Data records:
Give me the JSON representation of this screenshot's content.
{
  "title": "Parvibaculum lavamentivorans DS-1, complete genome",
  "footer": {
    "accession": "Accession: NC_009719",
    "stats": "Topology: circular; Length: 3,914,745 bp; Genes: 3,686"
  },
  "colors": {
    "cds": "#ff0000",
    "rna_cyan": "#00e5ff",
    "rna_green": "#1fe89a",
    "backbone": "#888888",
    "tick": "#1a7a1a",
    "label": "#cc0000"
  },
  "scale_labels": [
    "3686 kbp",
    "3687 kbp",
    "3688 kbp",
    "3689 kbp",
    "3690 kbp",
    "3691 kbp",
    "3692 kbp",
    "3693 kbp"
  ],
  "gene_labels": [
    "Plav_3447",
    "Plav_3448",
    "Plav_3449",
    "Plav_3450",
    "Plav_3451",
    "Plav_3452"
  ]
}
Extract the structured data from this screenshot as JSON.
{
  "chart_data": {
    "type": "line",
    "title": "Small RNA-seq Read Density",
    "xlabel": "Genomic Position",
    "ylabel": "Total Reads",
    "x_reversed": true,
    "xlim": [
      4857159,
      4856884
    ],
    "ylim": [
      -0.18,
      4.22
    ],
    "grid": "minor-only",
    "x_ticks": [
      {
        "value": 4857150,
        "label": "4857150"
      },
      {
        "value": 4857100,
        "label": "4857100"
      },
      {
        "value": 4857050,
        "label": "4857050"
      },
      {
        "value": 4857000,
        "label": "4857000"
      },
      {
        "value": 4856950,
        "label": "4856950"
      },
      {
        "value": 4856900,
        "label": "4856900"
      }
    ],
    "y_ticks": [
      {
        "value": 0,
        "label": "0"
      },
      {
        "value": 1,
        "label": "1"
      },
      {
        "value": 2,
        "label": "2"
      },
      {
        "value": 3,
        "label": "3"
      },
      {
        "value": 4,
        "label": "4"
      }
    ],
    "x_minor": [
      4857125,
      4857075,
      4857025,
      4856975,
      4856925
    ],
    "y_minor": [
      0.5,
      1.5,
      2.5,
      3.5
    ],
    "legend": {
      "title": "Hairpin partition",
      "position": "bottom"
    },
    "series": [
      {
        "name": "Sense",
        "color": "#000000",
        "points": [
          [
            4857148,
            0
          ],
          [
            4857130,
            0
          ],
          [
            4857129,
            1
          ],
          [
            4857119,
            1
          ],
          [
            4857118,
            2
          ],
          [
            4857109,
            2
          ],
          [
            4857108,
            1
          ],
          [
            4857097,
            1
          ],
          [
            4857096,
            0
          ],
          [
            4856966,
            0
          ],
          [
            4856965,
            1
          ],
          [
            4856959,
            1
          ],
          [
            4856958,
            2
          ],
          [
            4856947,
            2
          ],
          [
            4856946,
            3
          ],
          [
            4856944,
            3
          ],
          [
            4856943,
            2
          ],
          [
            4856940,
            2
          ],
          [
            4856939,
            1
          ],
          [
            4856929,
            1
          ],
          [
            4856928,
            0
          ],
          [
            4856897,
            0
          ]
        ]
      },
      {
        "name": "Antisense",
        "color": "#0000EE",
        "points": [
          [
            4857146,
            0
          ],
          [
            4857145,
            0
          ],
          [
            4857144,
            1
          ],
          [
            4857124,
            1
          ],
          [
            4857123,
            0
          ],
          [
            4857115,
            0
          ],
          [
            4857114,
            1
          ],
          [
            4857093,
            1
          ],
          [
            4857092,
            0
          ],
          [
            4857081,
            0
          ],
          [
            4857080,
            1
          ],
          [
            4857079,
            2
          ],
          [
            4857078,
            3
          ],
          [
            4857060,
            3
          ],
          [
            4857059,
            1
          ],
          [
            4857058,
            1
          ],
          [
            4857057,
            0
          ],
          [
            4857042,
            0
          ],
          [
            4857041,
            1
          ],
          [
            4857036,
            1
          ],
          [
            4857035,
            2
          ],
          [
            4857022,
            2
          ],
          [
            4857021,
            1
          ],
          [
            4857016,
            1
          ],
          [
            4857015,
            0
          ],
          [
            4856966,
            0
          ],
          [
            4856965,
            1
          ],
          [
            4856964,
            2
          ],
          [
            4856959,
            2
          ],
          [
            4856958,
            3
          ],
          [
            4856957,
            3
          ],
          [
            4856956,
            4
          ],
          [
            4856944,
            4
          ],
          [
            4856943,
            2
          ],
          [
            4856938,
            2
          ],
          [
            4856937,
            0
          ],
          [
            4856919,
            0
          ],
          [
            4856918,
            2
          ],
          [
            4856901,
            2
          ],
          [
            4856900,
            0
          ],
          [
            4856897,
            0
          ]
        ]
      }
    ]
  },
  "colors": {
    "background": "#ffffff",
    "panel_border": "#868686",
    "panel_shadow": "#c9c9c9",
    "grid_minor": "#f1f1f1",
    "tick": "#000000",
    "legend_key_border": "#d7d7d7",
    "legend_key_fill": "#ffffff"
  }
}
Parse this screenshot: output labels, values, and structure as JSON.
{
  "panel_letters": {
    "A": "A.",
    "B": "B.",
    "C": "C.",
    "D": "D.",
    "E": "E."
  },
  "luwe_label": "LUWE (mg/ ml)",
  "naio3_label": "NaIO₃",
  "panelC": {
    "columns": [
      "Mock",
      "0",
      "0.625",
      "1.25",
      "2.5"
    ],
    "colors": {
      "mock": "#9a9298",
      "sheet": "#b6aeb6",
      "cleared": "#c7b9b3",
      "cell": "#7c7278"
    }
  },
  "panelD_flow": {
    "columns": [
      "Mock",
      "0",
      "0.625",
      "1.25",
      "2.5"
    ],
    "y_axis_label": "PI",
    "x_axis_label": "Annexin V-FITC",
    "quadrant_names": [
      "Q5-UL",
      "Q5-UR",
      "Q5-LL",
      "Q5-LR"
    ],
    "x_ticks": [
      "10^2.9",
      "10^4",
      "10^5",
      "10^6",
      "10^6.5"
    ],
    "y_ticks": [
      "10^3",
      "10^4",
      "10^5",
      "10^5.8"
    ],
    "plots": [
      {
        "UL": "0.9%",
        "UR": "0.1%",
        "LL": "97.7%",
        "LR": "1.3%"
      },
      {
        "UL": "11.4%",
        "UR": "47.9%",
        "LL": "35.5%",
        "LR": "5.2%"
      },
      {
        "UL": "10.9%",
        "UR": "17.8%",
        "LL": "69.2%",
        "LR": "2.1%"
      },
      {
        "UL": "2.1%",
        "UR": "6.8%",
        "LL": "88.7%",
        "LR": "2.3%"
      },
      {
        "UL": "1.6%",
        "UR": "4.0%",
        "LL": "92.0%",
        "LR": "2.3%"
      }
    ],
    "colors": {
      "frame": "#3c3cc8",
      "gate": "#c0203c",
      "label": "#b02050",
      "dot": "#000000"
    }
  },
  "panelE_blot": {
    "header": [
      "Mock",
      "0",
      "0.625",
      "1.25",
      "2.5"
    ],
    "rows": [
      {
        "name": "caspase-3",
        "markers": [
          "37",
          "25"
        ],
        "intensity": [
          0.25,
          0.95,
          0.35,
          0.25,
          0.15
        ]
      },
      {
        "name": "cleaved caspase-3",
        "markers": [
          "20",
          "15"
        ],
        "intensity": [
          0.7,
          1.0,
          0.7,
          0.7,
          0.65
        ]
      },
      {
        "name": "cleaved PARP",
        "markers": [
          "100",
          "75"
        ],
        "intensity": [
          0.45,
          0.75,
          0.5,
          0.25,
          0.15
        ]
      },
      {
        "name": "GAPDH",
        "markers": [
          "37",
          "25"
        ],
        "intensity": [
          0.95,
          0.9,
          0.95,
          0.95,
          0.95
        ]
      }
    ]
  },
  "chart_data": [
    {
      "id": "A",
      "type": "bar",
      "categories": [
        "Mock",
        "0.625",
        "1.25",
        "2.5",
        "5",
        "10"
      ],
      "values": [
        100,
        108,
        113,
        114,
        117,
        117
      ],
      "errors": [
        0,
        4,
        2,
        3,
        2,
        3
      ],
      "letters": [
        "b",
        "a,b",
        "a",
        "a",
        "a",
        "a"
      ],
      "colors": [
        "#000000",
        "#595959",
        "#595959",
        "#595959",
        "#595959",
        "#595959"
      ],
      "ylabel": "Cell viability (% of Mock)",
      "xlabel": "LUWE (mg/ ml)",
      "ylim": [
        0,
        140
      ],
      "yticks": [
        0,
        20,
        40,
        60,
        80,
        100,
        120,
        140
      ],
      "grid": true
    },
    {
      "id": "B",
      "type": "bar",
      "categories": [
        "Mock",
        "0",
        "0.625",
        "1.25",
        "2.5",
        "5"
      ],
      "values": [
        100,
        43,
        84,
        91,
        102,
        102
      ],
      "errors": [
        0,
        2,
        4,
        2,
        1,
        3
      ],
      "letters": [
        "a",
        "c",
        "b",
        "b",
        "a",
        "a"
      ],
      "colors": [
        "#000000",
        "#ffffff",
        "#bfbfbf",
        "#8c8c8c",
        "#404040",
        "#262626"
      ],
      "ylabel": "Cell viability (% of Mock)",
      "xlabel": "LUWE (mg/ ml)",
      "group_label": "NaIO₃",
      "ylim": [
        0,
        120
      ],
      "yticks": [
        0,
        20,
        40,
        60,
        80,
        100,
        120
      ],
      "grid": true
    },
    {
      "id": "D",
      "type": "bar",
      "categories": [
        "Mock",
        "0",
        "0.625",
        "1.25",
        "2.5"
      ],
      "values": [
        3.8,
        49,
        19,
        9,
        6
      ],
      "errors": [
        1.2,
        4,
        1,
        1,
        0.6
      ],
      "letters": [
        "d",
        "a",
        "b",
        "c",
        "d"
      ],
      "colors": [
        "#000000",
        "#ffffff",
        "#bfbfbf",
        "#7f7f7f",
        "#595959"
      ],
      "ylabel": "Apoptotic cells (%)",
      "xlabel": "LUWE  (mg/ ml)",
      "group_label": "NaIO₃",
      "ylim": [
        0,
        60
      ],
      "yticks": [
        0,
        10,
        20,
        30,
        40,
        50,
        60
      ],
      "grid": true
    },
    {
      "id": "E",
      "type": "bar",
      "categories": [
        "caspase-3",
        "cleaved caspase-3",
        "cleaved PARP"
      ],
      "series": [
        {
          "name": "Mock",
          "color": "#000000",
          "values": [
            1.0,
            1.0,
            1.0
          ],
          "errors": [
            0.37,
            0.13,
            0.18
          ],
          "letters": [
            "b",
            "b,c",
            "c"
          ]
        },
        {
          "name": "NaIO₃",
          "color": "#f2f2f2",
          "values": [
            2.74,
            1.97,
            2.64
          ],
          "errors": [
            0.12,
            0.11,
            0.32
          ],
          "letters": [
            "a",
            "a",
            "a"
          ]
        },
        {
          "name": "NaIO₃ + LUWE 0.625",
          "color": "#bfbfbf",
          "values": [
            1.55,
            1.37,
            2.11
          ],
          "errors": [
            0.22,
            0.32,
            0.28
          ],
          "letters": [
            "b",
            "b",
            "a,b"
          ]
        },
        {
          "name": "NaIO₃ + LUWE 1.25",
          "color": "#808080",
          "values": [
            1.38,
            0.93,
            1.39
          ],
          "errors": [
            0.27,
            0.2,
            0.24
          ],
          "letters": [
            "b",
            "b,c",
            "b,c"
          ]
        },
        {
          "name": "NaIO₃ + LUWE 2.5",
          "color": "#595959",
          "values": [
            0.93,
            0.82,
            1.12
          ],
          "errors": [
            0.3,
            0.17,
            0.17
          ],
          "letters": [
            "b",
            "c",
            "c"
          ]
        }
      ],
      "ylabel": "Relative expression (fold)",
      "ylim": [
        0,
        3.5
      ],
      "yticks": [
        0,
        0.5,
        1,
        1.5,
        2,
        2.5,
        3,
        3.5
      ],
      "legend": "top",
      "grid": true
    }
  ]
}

→ Exercise prompt
Filter the entries by the string "JSON" and copy each matching line.

→ Reply
Give me the JSON representation of this screenshot's content.
Extract the structured data from this screenshot as JSON.
Parse this screenshot: output labels, values, and structure as JSON.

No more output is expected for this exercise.